PROBLEM STATEMENT.
Every line must be returned precisely as it is written.

INFORMATION GIVEN start

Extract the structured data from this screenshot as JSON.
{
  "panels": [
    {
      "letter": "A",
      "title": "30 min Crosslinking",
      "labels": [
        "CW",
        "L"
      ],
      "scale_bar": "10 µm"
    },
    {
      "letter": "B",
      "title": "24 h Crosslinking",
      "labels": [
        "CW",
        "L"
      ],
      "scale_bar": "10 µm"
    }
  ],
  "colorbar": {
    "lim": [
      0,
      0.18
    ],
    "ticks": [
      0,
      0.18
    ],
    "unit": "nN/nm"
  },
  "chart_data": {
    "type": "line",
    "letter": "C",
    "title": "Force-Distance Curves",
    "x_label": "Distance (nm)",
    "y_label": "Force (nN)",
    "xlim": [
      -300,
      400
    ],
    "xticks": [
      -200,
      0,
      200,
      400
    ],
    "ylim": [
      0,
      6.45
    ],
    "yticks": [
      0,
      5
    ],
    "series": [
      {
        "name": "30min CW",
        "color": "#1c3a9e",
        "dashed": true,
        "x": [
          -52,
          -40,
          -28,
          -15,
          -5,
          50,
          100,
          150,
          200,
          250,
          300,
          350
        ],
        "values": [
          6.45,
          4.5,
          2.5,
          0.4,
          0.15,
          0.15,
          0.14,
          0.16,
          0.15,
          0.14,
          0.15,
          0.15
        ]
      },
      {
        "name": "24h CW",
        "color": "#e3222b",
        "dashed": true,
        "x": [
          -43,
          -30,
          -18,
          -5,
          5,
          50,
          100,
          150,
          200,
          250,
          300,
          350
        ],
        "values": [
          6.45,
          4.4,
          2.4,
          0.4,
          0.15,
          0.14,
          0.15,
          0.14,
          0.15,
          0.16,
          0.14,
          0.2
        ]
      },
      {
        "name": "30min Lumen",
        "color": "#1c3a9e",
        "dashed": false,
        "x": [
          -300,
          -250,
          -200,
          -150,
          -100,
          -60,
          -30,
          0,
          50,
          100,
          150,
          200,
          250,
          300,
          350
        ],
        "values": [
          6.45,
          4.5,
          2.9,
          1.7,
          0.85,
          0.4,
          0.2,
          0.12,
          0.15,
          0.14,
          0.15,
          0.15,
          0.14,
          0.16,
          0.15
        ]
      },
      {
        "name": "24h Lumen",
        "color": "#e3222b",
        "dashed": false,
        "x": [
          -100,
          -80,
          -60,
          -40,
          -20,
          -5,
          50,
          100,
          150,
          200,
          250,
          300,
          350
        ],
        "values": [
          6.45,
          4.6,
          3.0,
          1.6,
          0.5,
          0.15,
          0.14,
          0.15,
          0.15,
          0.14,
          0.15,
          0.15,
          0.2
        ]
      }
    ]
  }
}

INFORMATION GIVEN end

THE ANSWER.
Extract the structured data from this screenshot as JSON.
{
  "panels": [
    {
      "letter": "A",
      "title": "30 min Crosslinking",
      "labels": [
        "CW",
        "L"
      ],
      "scale_bar": "10 µm"
    },
    {
      "letter": "B",
      "title": "24 h Crosslinking",
      "labels": [
        "CW",
        "L"
      ],
      "scale_bar": "10 µm"
    }
  ],
  "colorbar": {
    "lim": [
      0,
      0.18
    ],
    "ticks": [
      0,
      0.18
    ],
    "unit": "nN/nm"
  },
  "chart_data": {
    "type": "line",
    "letter": "C",
    "title": "Force-Distance Curves",
    "x_label": "Distance (nm)",
    "y_label": "Force (nN)",
    "xlim": [
      -300,
      400
    ],
    "xticks": [
      -200,
      0,
      200,
      400
    ],
    "ylim": [
      0,
      6.45
    ],
    "yticks": [
      0,
      5
    ],
    "series": [
      {
        "name": "30min CW",
        "color": "#1c3a9e",
        "dashed": true,
        "x": [
          -52,
          -40,
          -28,
          -15,
          -5,
          50,
          100,
          150,
          200,
          250,
          300,
          350
        ],
        "values": [
          6.45,
          4.5,
          2.5,
          0.4,
          0.15,
          0.15,
          0.14,
          0.16,
          0.15,
          0.14,
          0.15,
          0.15
        ]
      },
      {
        "name": "24h CW",
        "color": "#e3222b",
        "dashed": true,
        "x": [
          -43,
          -30,
          -18,
          -5,
          5,
          50,
          100,
          150,
          200,
          250,
          300,
          350
        ],
        "values": [
          6.45,
          4.4,
          2.4,
          0.4,
          0.15,
          0.14,
          0.15,
          0.14,
          0.15,
          0.16,
          0.14,
          0.2
        ]
      },
      {
        "name": "30min Lumen",
        "color": "#1c3a9e",
        "dashed": false,
        "x": [
          -300,
          -250,
          -200,
          -150,
          -100,
          -60,
          -30,
          0,
          50,
          100,
          150,
          200,
          250,
          300,
          350
        ],
        "values": [
          6.45,
          4.5,
          2.9,
          1.7,
          0.85,
          0.4,
          0.2,
          0.12,
          0.15,
          0.14,
          0.15,
          0.15,
          0.14,
          0.16,
          0.15
        ]
      },
      {
        "name": "24h Lumen",
        "color": "#e3222b",
        "dashed": false,
        "x": [
          -100,
          -80,
          -60,
          -40,
          -20,
          -5,
          50,
          100,
          150,
          200,
          250,
          300,
          350
        ],
        "values": [
          6.45,
          4.6,
          3.0,
          1.6,
          0.5,
          0.15,
          0.14,
          0.15,
          0.15,
          0.14,
          0.15,
          0.15,
          0.2
        ]
      }
    ]
  }
}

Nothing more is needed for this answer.